Retype the data that follows line by line, exactly, and leave its pictures out.

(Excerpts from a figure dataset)
* Begin *

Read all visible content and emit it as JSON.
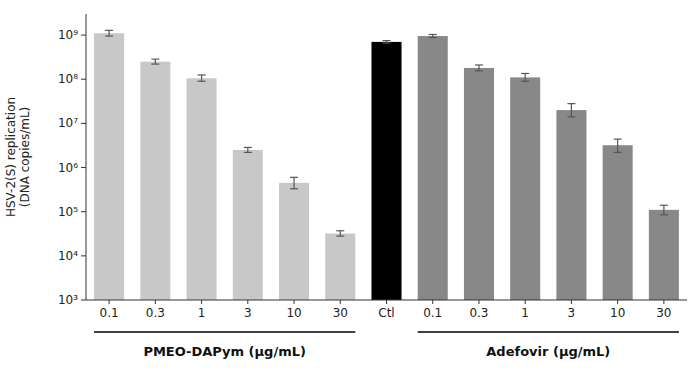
{
  "chart_data": {
    "type": "bar",
    "categories": [
      "0.1",
      "0.3",
      "1",
      "3",
      "10",
      "30",
      "Ctl",
      "0.1",
      "0.3",
      "1",
      "3",
      "10",
      "30"
    ],
    "values": [
      1100000000.0,
      250000000.0,
      105000000.0,
      2500000.0,
      450000.0,
      32000.0,
      700000000.0,
      950000000.0,
      180000000.0,
      110000000.0,
      20000000.0,
      3200000.0,
      110000.0
    ],
    "error_upper": [
      180000000.0,
      35000000.0,
      20000000.0,
      350000.0,
      150000.0,
      5000.0,
      50000000.0,
      80000000.0,
      30000000.0,
      25000000.0,
      8000000.0,
      1200000.0,
      30000.0
    ],
    "error_lower": [
      150000000.0,
      30000000.0,
      15000000.0,
      300000.0,
      120000.0,
      4000.0,
      40000000.0,
      70000000.0,
      25000000.0,
      20000000.0,
      6000000.0,
      1000000.0,
      25000.0
    ],
    "colors": [
      "#c8c8c8",
      "#c8c8c8",
      "#c8c8c8",
      "#c8c8c8",
      "#c8c8c8",
      "#c8c8c8",
      "#000000",
      "#888888",
      "#888888",
      "#888888",
      "#888888",
      "#888888",
      "#888888"
    ],
    "y_label": "HSV-2(S) replication\n(DNA copies/mL)",
    "log": "y",
    "ylim": [
      1000,
      3000000000.0
    ],
    "yticks": [
      {
        "value": 1000,
        "label": "10³"
      },
      {
        "value": 10000,
        "label": "10⁴"
      },
      {
        "value": 100000,
        "label": "10⁵"
      },
      {
        "value": 1000000,
        "label": "10⁶"
      },
      {
        "value": 10000000,
        "label": "10⁷"
      },
      {
        "value": 100000000,
        "label": "10⁸"
      },
      {
        "value": 1000000000,
        "label": "10⁹"
      }
    ],
    "annotations": [
      "PMEO-DAPym (μg/mL)",
      "Adefovir (μg/mL)"
    ],
    "grid": false
  }
}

* End *

- EXPECTED OUTPUT
Read all visible content and emit it as JSON.
{
  "chart_data": {
    "type": "bar",
    "categories": [
      "0.1",
      "0.3",
      "1",
      "3",
      "10",
      "30",
      "Ctl",
      "0.1",
      "0.3",
      "1",
      "3",
      "10",
      "30"
    ],
    "values": [
      1100000000.0,
      250000000.0,
      105000000.0,
      2500000.0,
      450000.0,
      32000.0,
      700000000.0,
      950000000.0,
      180000000.0,
      110000000.0,
      20000000.0,
      3200000.0,
      110000.0
    ],
    "error_upper": [
      180000000.0,
      35000000.0,
      20000000.0,
      350000.0,
      150000.0,
      5000.0,
      50000000.0,
      80000000.0,
      30000000.0,
      25000000.0,
      8000000.0,
      1200000.0,
      30000.0
    ],
    "error_lower": [
      150000000.0,
      30000000.0,
      15000000.0,
      300000.0,
      120000.0,
      4000.0,
      40000000.0,
      70000000.0,
      25000000.0,
      20000000.0,
      6000000.0,
      1000000.0,
      25000.0
    ],
    "colors": [
      "#c8c8c8",
      "#c8c8c8",
      "#c8c8c8",
      "#c8c8c8",
      "#c8c8c8",
      "#c8c8c8",
      "#000000",
      "#888888",
      "#888888",
      "#888888",
      "#888888",
      "#888888",
      "#888888"
    ],
    "y_label": "HSV-2(S) replication\n(DNA copies/mL)",
    "log": "y",
    "ylim": [
      1000,
      3000000000.0
    ],
    "yticks": [
      {
        "value": 1000,
        "label": "10³"
      },
      {
        "value": 10000,
        "label": "10⁴"
      },
      {
        "value": 100000,
        "label": "10⁵"
      },
      {
        "value": 1000000,
        "label": "10⁶"
      },
      {
        "value": 10000000,
        "label": "10⁷"
      },
      {
        "value": 100000000,
        "label": "10⁸"
      },
      {
        "value": 1000000000,
        "label": "10⁹"
      }
    ],
    "annotations": [
      "PMEO-DAPym (μg/mL)",
      "Adefovir (μg/mL)"
    ],
    "grid": false
  }
}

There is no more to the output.